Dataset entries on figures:
........
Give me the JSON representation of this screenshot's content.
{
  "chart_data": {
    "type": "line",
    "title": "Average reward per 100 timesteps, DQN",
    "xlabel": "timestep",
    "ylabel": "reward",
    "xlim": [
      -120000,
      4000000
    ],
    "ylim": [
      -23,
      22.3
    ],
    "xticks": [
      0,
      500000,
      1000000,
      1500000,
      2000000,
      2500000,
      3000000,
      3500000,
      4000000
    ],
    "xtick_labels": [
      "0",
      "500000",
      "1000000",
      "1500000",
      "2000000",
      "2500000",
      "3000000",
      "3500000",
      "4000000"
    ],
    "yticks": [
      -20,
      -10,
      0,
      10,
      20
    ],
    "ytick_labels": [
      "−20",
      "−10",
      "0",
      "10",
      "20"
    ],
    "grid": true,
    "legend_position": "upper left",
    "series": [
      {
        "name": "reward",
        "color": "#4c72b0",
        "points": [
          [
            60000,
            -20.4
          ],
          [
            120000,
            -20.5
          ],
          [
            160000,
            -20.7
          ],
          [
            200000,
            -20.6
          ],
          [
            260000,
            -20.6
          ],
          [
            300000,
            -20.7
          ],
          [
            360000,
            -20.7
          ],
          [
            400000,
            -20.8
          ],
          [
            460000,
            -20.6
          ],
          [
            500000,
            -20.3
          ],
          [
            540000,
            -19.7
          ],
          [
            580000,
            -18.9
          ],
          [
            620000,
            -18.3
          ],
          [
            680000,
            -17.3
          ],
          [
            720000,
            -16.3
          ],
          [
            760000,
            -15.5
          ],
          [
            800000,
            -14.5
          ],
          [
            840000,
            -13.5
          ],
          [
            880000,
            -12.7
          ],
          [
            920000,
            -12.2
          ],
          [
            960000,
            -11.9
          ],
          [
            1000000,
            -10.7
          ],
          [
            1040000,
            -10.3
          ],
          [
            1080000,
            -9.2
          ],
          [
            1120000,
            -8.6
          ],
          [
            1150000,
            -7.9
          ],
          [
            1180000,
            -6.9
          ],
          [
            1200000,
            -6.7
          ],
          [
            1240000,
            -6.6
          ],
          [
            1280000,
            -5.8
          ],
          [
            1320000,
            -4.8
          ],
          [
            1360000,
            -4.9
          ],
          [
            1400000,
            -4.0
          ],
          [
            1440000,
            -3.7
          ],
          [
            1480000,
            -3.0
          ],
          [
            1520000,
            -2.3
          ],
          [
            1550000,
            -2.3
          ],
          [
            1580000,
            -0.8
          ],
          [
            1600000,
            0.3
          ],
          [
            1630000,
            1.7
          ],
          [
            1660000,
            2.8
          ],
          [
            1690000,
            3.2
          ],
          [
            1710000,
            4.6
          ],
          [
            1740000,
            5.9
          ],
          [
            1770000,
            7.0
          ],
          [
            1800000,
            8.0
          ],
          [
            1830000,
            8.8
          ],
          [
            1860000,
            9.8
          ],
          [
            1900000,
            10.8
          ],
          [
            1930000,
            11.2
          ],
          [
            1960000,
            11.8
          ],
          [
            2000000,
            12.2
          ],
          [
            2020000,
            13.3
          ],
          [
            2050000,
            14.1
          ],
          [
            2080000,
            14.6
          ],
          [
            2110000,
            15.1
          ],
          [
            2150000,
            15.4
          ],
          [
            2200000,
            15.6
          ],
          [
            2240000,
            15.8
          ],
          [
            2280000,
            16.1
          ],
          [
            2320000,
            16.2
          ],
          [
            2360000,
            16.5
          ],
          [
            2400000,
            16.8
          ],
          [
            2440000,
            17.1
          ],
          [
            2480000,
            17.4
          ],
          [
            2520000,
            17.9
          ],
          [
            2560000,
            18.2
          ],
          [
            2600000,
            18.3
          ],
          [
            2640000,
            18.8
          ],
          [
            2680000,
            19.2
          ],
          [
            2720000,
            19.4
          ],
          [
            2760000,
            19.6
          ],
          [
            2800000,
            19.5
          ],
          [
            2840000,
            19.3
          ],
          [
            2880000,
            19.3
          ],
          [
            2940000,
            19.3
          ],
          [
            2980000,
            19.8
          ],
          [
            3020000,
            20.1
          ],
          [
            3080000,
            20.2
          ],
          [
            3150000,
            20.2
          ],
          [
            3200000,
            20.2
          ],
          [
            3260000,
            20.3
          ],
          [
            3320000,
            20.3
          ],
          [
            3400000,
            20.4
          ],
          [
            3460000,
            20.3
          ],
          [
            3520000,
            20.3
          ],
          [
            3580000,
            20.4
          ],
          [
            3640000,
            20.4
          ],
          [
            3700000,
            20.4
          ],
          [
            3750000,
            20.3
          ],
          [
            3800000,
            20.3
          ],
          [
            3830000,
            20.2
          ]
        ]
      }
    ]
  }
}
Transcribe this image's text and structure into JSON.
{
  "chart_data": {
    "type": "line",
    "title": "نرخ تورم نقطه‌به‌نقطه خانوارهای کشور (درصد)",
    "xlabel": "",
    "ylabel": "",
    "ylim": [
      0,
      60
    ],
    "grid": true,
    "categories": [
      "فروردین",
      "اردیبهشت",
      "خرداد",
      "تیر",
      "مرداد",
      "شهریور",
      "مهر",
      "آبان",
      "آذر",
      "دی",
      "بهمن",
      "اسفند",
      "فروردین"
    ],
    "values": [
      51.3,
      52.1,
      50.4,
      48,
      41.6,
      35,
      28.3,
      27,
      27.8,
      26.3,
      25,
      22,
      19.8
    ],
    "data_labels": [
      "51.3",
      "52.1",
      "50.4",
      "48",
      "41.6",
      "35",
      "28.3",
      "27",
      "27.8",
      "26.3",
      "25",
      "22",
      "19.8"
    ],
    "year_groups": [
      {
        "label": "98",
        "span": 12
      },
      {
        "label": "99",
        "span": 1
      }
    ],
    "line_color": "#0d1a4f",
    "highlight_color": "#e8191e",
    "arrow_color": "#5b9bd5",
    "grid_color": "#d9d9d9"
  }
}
........
■ Task to complete: The full set of records should be duplicated exactly.

■ Full answer:
Give me the JSON representation of this screenshot's content.
{
  "chart_data": {
    "type": "line",
    "title": "Average reward per 100 timesteps, DQN",
    "xlabel": "timestep",
    "ylabel": "reward",
    "xlim": [
      -120000,
      4000000
    ],
    "ylim": [
      -23,
      22.3
    ],
    "xticks": [
      0,
      500000,
      1000000,
      1500000,
      2000000,
      2500000,
      3000000,
      3500000,
      4000000
    ],
    "xtick_labels": [
      "0",
      "500000",
      "1000000",
      "1500000",
      "2000000",
      "2500000",
      "3000000",
      "3500000",
      "4000000"
    ],
    "yticks": [
      -20,
      -10,
      0,
      10,
      20
    ],
    "ytick_labels": [
      "−20",
      "−10",
      "0",
      "10",
      "20"
    ],
    "grid": true,
    "legend_position": "upper left",
    "series": [
      {
        "name": "reward",
        "color": "#4c72b0",
        "points": [
          [
            60000,
            -20.4
          ],
          [
            120000,
            -20.5
          ],
          [
            160000,
            -20.7
          ],
          [
            200000,
            -20.6
          ],
          [
            260000,
            -20.6
          ],
          [
            300000,
            -20.7
          ],
          [
            360000,
            -20.7
          ],
          [
            400000,
            -20.8
          ],
          [
            460000,
            -20.6
          ],
          [
            500000,
            -20.3
          ],
          [
            540000,
            -19.7
          ],
          [
            580000,
            -18.9
          ],
          [
            620000,
            -18.3
          ],
          [
            680000,
            -17.3
          ],
          [
            720000,
            -16.3
          ],
          [
            760000,
            -15.5
          ],
          [
            800000,
            -14.5
          ],
          [
            840000,
            -13.5
          ],
          [
            880000,
            -12.7
          ],
          [
            920000,
            -12.2
          ],
          [
            960000,
            -11.9
          ],
          [
            1000000,
            -10.7
          ],
          [
            1040000,
            -10.3
          ],
          [
            1080000,
            -9.2
          ],
          [
            1120000,
            -8.6
          ],
          [
            1150000,
            -7.9
          ],
          [
            1180000,
            -6.9
          ],
          [
            1200000,
            -6.7
          ],
          [
            1240000,
            -6.6
          ],
          [
            1280000,
            -5.8
          ],
          [
            1320000,
            -4.8
          ],
          [
            1360000,
            -4.9
          ],
          [
            1400000,
            -4.0
          ],
          [
            1440000,
            -3.7
          ],
          [
            1480000,
            -3.0
          ],
          [
            1520000,
            -2.3
          ],
          [
            1550000,
            -2.3
          ],
          [
            1580000,
            -0.8
          ],
          [
            1600000,
            0.3
          ],
          [
            1630000,
            1.7
          ],
          [
            1660000,
            2.8
          ],
          [
            1690000,
            3.2
          ],
          [
            1710000,
            4.6
          ],
          [
            1740000,
            5.9
          ],
          [
            1770000,
            7.0
          ],
          [
            1800000,
            8.0
          ],
          [
            1830000,
            8.8
          ],
          [
            1860000,
            9.8
          ],
          [
            1900000,
            10.8
          ],
          [
            1930000,
            11.2
          ],
          [
            1960000,
            11.8
          ],
          [
            2000000,
            12.2
          ],
          [
            2020000,
            13.3
          ],
          [
            2050000,
            14.1
          ],
          [
            2080000,
            14.6
          ],
          [
            2110000,
            15.1
          ],
          [
            2150000,
            15.4
          ],
          [
            2200000,
            15.6
          ],
          [
            2240000,
            15.8
          ],
          [
            2280000,
            16.1
          ],
          [
            2320000,
            16.2
          ],
          [
            2360000,
            16.5
          ],
          [
            2400000,
            16.8
          ],
          [
            2440000,
            17.1
          ],
          [
            2480000,
            17.4
          ],
          [
            2520000,
            17.9
          ],
          [
            2560000,
            18.2
          ],
          [
            2600000,
            18.3
          ],
          [
            2640000,
            18.8
          ],
          [
            2680000,
            19.2
          ],
          [
            2720000,
            19.4
          ],
          [
            2760000,
            19.6
          ],
          [
            2800000,
            19.5
          ],
          [
            2840000,
            19.3
          ],
          [
            2880000,
            19.3
          ],
          [
            2940000,
            19.3
          ],
          [
            2980000,
            19.8
          ],
          [
            3020000,
            20.1
          ],
          [
            3080000,
            20.2
          ],
          [
            3150000,
            20.2
          ],
          [
            3200000,
            20.2
          ],
          [
            3260000,
            20.3
          ],
          [
            3320000,
            20.3
          ],
          [
            3400000,
            20.4
          ],
          [
            3460000,
            20.3
          ],
          [
            3520000,
            20.3
          ],
          [
            3580000,
            20.4
          ],
          [
            3640000,
            20.4
          ],
          [
            3700000,
            20.4
          ],
          [
            3750000,
            20.3
          ],
          [
            3800000,
            20.3
          ],
          [
            3830000,
            20.2
          ]
        ]
      }
    ]
  }
}
Transcribe this image's text and structure into JSON.
{
  "chart_data": {
    "type": "line",
    "title": "نرخ تورم نقطه‌به‌نقطه خانوارهای کشور (درصد)",
    "xlabel": "",
    "ylabel": "",
    "ylim": [
      0,
      60
    ],
    "grid": true,
    "categories": [
      "فروردین",
      "اردیبهشت",
      "خرداد",
      "تیر",
      "مرداد",
      "شهریور",
      "مهر",
      "آبان",
      "آذر",
      "دی",
      "بهمن",
      "اسفند",
      "فروردین"
    ],
    "values": [
      51.3,
      52.1,
      50.4,
      48,
      41.6,
      35,
      28.3,
      27,
      27.8,
      26.3,
      25,
      22,
      19.8
    ],
    "data_labels": [
      "51.3",
      "52.1",
      "50.4",
      "48",
      "41.6",
      "35",
      "28.3",
      "27",
      "27.8",
      "26.3",
      "25",
      "22",
      "19.8"
    ],
    "year_groups": [
      {
        "label": "98",
        "span": 12
      },
      {
        "label": "99",
        "span": 1
      }
    ],
    "line_color": "#0d1a4f",
    "highlight_color": "#e8191e",
    "arrow_color": "#5b9bd5",
    "grid_color": "#d9d9d9"
  }
}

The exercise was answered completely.